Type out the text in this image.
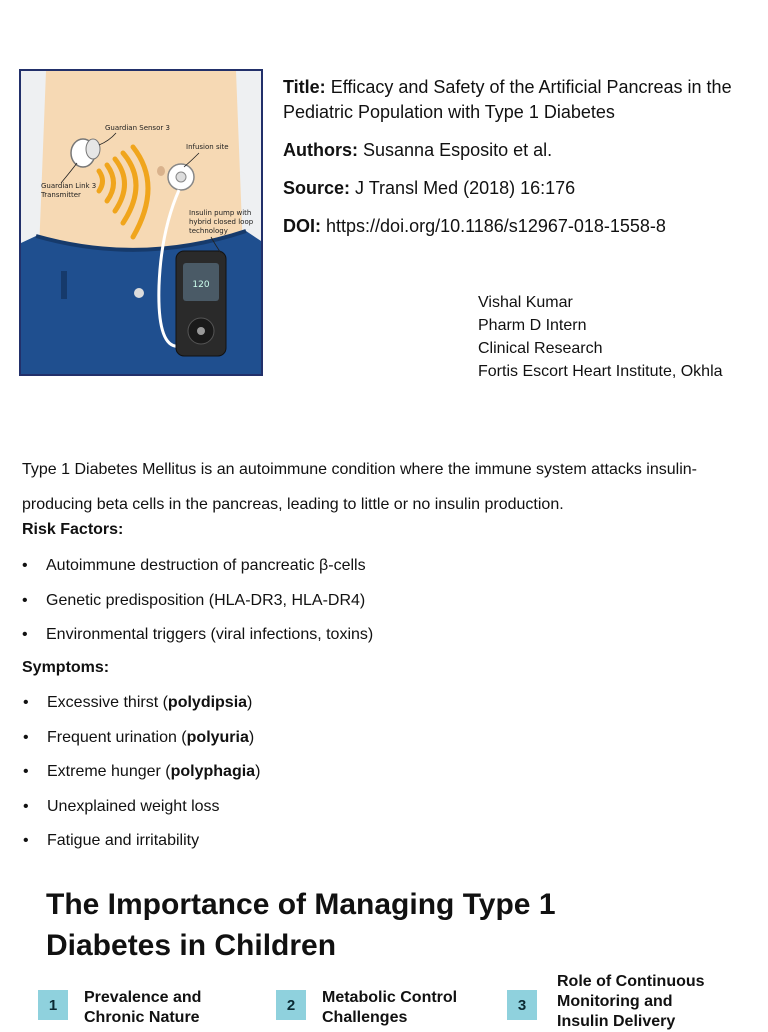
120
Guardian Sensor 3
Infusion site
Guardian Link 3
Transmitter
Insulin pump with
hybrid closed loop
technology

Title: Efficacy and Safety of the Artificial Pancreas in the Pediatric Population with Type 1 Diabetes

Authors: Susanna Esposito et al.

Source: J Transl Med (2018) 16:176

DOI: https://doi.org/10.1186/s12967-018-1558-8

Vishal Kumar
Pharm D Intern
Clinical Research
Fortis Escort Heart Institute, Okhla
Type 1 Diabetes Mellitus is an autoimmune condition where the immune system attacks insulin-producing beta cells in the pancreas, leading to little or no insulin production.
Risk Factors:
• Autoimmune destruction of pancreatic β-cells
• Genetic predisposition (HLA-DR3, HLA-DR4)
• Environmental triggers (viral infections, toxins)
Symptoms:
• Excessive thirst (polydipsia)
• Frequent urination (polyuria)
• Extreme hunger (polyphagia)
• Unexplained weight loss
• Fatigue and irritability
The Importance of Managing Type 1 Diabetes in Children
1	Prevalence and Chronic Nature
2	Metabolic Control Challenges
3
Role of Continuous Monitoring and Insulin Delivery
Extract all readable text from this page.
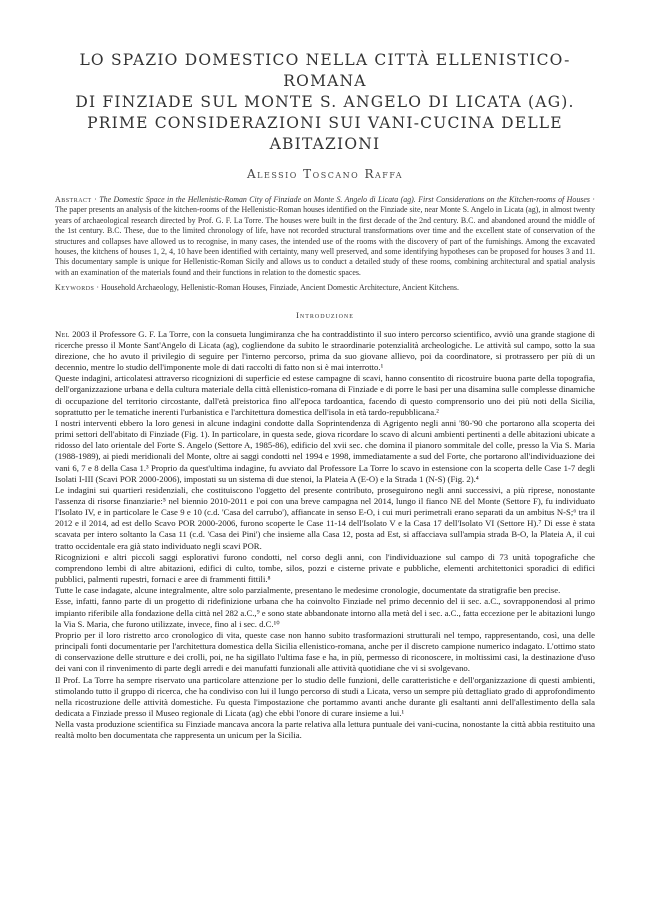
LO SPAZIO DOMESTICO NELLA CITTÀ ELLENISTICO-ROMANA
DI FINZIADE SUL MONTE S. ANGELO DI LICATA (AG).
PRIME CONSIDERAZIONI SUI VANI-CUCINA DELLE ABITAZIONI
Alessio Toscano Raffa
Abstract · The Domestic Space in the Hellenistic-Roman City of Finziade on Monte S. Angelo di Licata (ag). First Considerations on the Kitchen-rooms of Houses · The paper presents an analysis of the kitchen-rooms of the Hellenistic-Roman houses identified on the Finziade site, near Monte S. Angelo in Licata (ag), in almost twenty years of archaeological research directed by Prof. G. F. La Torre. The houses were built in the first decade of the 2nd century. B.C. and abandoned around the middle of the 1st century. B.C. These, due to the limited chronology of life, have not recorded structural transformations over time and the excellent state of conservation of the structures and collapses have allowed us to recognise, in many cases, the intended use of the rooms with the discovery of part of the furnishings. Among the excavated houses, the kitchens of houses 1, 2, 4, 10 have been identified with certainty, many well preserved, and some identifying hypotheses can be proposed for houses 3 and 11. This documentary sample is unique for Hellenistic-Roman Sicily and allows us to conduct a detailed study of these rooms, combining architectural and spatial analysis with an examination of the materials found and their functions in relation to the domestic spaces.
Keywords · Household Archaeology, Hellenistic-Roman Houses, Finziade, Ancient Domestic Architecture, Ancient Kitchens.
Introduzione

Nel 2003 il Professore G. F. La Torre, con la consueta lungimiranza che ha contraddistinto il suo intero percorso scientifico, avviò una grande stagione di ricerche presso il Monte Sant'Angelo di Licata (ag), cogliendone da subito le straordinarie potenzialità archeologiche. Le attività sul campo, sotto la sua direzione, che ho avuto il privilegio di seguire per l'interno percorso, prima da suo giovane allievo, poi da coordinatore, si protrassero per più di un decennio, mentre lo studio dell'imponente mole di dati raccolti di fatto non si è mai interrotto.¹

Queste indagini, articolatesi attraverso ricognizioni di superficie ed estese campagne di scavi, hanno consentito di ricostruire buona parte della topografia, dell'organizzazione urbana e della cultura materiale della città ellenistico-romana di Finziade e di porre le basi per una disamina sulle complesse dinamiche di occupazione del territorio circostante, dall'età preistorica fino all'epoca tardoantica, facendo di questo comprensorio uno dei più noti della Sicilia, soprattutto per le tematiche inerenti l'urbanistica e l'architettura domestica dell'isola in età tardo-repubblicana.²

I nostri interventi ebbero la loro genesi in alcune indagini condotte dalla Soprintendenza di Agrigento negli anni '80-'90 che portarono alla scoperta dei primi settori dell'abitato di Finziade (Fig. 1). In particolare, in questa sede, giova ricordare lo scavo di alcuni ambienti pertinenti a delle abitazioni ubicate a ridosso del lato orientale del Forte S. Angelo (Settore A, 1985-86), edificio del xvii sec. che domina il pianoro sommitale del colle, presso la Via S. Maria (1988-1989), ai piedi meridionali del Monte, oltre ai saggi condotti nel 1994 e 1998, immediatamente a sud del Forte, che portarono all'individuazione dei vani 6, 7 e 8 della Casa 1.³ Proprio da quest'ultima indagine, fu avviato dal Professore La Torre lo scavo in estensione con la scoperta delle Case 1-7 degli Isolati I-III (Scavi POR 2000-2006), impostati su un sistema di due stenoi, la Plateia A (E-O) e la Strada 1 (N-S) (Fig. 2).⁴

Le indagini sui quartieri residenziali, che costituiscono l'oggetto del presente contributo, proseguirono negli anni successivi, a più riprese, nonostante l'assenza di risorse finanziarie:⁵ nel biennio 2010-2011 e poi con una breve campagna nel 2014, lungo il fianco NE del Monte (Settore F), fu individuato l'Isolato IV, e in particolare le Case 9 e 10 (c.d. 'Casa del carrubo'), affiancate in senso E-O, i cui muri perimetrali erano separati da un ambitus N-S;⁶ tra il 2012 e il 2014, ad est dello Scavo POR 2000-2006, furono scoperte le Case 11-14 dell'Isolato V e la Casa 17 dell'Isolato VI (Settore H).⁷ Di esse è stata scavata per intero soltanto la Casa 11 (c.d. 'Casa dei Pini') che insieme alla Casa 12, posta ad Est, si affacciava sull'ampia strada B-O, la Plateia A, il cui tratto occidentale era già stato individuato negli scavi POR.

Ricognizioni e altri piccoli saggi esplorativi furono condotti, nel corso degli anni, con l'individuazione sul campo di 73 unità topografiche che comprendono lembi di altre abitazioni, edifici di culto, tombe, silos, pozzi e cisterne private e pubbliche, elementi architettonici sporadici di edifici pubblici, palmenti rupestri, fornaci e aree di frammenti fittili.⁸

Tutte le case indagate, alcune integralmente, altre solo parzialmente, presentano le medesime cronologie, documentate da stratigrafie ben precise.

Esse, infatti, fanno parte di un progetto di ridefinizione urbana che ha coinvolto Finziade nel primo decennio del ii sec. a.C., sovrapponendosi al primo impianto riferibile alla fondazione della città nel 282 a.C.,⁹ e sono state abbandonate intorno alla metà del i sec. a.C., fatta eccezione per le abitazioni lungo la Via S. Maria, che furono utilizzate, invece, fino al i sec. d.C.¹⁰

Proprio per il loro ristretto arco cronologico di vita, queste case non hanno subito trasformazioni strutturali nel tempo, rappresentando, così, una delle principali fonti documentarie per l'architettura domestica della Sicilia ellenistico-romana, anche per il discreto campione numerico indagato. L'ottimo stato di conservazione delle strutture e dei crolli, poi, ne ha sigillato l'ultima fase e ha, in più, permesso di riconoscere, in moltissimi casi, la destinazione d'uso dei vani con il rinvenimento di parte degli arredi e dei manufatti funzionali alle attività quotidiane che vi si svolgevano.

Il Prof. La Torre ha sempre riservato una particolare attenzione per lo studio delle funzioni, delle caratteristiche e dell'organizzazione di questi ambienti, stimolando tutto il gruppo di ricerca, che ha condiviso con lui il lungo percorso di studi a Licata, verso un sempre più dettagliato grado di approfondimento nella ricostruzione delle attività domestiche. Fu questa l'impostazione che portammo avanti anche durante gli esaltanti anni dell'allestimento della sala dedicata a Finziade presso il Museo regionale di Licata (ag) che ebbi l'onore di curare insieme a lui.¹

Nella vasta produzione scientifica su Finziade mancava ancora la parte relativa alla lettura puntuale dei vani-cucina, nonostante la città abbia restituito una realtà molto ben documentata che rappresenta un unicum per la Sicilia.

---*---

Your instructions :: Restate the full listing word for word, excluding images.

Result ::
Type out the text in this image.
120
Guardian Sensor 3
Infusion site
Guardian Link 3
Transmitter
Insulin pump with
hybrid closed loop
technology

Title: Efficacy and Safety of the Artificial Pancreas in the Pediatric Population with Type 1 Diabetes

Authors: Susanna Esposito et al.

Source: J Transl Med (2018) 16:176

DOI: https://doi.org/10.1186/s12967-018-1558-8

Vishal Kumar
Pharm D Intern
Clinical Research
Fortis Escort Heart Institute, Okhla
Type 1 Diabetes Mellitus is an autoimmune condition where the immune system attacks insulin-producing beta cells in the pancreas, leading to little or no insulin production.
Risk Factors:
• Autoimmune destruction of pancreatic β-cells
• Genetic predisposition (HLA-DR3, HLA-DR4)
• Environmental triggers (viral infections, toxins)
Symptoms:
• Excessive thirst (polydipsia)
• Frequent urination (polyuria)
• Extreme hunger (polyphagia)
• Unexplained weight loss
• Fatigue and irritability
The Importance of Managing Type 1 Diabetes in Children
1	Prevalence and Chronic Nature
2	Metabolic Control Challenges
3
Role of Continuous Monitoring and Insulin Delivery
Extract all readable text from this page.
LO SPAZIO DOMESTICO NELLA CITTÀ ELLENISTICO-ROMANA
DI FINZIADE SUL MONTE S. ANGELO DI LICATA (AG).
PRIME CONSIDERAZIONI SUI VANI-CUCINA DELLE ABITAZIONI
Alessio Toscano Raffa
Abstract · The Domestic Space in the Hellenistic-Roman City of Finziade on Monte S. Angelo di Licata (ag). First Considerations on the Kitchen-rooms of Houses · The paper presents an analysis of the kitchen-rooms of the Hellenistic-Roman houses identified on the Finziade site, near Monte S. Angelo in Licata (ag), in almost twenty years of archaeological research directed by Prof. G. F. La Torre. The houses were built in the first decade of the 2nd century. B.C. and abandoned around the middle of the 1st century. B.C. These, due to the limited chronology of life, have not recorded structural transformations over time and the excellent state of conservation of the structures and collapses have allowed us to recognise, in many cases, the intended use of the rooms with the discovery of part of the furnishings. Among the excavated houses, the kitchens of houses 1, 2, 4, 10 have been identified with certainty, many well preserved, and some identifying hypotheses can be proposed for houses 3 and 11. This documentary sample is unique for Hellenistic-Roman Sicily and allows us to conduct a detailed study of these rooms, combining architectural and spatial analysis with an examination of the materials found and their functions in relation to the domestic spaces.
Keywords · Household Archaeology, Hellenistic-Roman Houses, Finziade, Ancient Domestic Architecture, Ancient Kitchens.
Introduzione

Nel 2003 il Professore G. F. La Torre, con la consueta lungimiranza che ha contraddistinto il suo intero percorso scientifico, avviò una grande stagione di ricerche presso il Monte Sant'Angelo di Licata (ag), cogliendone da subito le straordinarie potenzialità archeologiche. Le attività sul campo, sotto la sua direzione, che ho avuto il privilegio di seguire per l'interno percorso, prima da suo giovane allievo, poi da coordinatore, si protrassero per più di un decennio, mentre lo studio dell'imponente mole di dati raccolti di fatto non si è mai interrotto.¹

Queste indagini, articolatesi attraverso ricognizioni di superficie ed estese campagne di scavi, hanno consentito di ricostruire buona parte della topografia, dell'organizzazione urbana e della cultura materiale della città ellenistico-romana di Finziade e di porre le basi per una disamina sulle complesse dinamiche di occupazione del territorio circostante, dall'età preistorica fino all'epoca tardoantica, facendo di questo comprensorio uno dei più noti della Sicilia, soprattutto per le tematiche inerenti l'urbanistica e l'architettura domestica dell'isola in età tardo-repubblicana.²

I nostri interventi ebbero la loro genesi in alcune indagini condotte dalla Soprintendenza di Agrigento negli anni '80-'90 che portarono alla scoperta dei primi settori dell'abitato di Finziade (Fig. 1). In particolare, in questa sede, giova ricordare lo scavo di alcuni ambienti pertinenti a delle abitazioni ubicate a ridosso del lato orientale del Forte S. Angelo (Settore A, 1985-86), edificio del xvii sec. che domina il pianoro sommitale del colle, presso la Via S. Maria (1988-1989), ai piedi meridionali del Monte, oltre ai saggi condotti nel 1994 e 1998, immediatamente a sud del Forte, che portarono all'individuazione dei vani 6, 7 e 8 della Casa 1.³ Proprio da quest'ultima indagine, fu avviato dal Professore La Torre lo scavo in estensione con la scoperta delle Case 1-7 degli Isolati I-III (Scavi POR 2000-2006), impostati su un sistema di due stenoi, la Plateia A (E-O) e la Strada 1 (N-S) (Fig. 2).⁴

Le indagini sui quartieri residenziali, che costituiscono l'oggetto del presente contributo, proseguirono negli anni successivi, a più riprese, nonostante l'assenza di risorse finanziarie:⁵ nel biennio 2010-2011 e poi con una breve campagna nel 2014, lungo il fianco NE del Monte (Settore F), fu individuato l'Isolato IV, e in particolare le Case 9 e 10 (c.d. 'Casa del carrubo'), affiancate in senso E-O, i cui muri perimetrali erano separati da un ambitus N-S;⁶ tra il 2012 e il 2014, ad est dello Scavo POR 2000-2006, furono scoperte le Case 11-14 dell'Isolato V e la Casa 17 dell'Isolato VI (Settore H).⁷ Di esse è stata scavata per intero soltanto la Casa 11 (c.d. 'Casa dei Pini') che insieme alla Casa 12, posta ad Est, si affacciava sull'ampia strada B-O, la Plateia A, il cui tratto occidentale era già stato individuato negli scavi POR.

Ricognizioni e altri piccoli saggi esplorativi furono condotti, nel corso degli anni, con l'individuazione sul campo di 73 unità topografiche che comprendono lembi di altre abitazioni, edifici di culto, tombe, silos, pozzi e cisterne private e pubbliche, elementi architettonici sporadici di edifici pubblici, palmenti rupestri, fornaci e aree di frammenti fittili.⁸

Tutte le case indagate, alcune integralmente, altre solo parzialmente, presentano le medesime cronologie, documentate da stratigrafie ben precise.

Esse, infatti, fanno parte di un progetto di ridefinizione urbana che ha coinvolto Finziade nel primo decennio del ii sec. a.C., sovrapponendosi al primo impianto riferibile alla fondazione della città nel 282 a.C.,⁹ e sono state abbandonate intorno alla metà del i sec. a.C., fatta eccezione per le abitazioni lungo la Via S. Maria, che furono utilizzate, invece, fino al i sec. d.C.¹⁰

Proprio per il loro ristretto arco cronologico di vita, queste case non hanno subito trasformazioni strutturali nel tempo, rappresentando, così, una delle principali fonti documentarie per l'architettura domestica della Sicilia ellenistico-romana, anche per il discreto campione numerico indagato. L'ottimo stato di conservazione delle strutture e dei crolli, poi, ne ha sigillato l'ultima fase e ha, in più, permesso di riconoscere, in moltissimi casi, la destinazione d'uso dei vani con il rinvenimento di parte degli arredi e dei manufatti funzionali alle attività quotidiane che vi si svolgevano.

Il Prof. La Torre ha sempre riservato una particolare attenzione per lo studio delle funzioni, delle caratteristiche e dell'organizzazione di questi ambienti, stimolando tutto il gruppo di ricerca, che ha condiviso con lui il lungo percorso di studi a Licata, verso un sempre più dettagliato grado di approfondimento nella ricostruzione delle attività domestiche. Fu questa l'impostazione che portammo avanti anche durante gli esaltanti anni dell'allestimento della sala dedicata a Finziade presso il Museo regionale di Licata (ag) che ebbi l'onore di curare insieme a lui.¹

Nella vasta produzione scientifica su Finziade mancava ancora la parte relativa alla lettura puntuale dei vani-cucina, nonostante la città abbia restituito una realtà molto ben documentata che rappresenta un unicum per la Sicilia.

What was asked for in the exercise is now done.